### [Description of the task]
Wherever the word "image" appears in the entries, copy the whole line.

* start Data extract *

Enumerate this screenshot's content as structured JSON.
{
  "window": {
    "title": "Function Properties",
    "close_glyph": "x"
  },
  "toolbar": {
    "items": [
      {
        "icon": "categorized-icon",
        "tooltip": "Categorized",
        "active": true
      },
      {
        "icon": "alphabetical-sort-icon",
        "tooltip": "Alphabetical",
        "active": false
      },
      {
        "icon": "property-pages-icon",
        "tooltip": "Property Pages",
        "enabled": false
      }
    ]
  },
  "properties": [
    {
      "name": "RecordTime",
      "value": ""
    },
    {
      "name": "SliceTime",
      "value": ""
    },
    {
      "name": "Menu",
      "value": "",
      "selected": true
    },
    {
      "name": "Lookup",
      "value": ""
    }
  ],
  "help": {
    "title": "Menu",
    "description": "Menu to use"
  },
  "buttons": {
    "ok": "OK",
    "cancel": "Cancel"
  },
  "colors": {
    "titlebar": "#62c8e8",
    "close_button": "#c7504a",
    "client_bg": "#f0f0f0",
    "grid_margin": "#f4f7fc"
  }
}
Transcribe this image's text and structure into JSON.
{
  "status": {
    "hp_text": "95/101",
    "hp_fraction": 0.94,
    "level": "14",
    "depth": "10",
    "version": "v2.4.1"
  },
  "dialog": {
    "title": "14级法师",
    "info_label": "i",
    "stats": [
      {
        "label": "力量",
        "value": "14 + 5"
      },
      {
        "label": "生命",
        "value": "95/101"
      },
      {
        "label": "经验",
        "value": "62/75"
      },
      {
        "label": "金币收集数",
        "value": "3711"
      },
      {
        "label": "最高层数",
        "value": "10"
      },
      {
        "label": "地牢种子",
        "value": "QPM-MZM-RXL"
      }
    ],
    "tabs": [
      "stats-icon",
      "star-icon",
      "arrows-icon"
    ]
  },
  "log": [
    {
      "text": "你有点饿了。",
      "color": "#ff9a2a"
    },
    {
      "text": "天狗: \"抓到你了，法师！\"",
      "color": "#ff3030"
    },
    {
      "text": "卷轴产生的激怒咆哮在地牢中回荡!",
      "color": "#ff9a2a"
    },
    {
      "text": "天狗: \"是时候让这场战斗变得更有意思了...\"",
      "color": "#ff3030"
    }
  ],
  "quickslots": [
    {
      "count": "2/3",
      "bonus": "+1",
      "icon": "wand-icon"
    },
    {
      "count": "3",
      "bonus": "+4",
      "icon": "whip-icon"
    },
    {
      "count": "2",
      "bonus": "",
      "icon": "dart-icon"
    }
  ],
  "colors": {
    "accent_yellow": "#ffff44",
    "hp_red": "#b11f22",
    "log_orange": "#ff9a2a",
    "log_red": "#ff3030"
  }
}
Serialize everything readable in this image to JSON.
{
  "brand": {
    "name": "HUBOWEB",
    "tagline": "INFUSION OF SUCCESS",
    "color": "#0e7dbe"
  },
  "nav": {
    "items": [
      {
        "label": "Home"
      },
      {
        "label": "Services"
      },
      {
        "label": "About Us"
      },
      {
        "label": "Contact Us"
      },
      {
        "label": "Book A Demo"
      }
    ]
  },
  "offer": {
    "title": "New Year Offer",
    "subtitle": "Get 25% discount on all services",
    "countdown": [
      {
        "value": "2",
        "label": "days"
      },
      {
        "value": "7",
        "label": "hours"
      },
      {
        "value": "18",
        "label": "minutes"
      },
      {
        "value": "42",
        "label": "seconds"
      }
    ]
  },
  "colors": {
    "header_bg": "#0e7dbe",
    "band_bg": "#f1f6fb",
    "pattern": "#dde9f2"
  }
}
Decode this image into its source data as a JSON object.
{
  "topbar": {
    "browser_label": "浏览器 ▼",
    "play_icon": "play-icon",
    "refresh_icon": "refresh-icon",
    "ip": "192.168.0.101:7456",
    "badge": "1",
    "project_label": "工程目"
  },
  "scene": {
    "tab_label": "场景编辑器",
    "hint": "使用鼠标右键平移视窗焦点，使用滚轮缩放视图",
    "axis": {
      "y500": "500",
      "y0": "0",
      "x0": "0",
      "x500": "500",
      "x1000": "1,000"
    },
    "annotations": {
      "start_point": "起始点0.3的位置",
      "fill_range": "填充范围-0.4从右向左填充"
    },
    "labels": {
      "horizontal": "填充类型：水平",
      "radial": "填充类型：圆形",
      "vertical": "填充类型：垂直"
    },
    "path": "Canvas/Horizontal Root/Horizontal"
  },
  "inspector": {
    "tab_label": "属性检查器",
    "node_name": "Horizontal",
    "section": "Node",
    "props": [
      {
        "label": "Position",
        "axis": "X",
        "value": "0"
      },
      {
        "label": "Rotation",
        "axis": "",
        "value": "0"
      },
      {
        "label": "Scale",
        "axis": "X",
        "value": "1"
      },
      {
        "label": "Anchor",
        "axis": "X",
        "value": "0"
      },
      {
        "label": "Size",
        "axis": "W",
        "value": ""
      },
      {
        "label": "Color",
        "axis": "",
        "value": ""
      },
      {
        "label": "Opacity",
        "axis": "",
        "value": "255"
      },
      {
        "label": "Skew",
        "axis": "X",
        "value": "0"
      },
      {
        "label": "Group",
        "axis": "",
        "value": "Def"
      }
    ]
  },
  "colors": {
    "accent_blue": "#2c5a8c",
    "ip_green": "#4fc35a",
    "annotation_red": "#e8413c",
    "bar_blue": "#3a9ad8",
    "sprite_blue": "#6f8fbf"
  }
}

* end Data extract *

### [Answer to this problem]
Transcribe this image's text and structure into JSON.
Serialize everything readable in this image to JSON.
Decode this image into its source data as a JSON object.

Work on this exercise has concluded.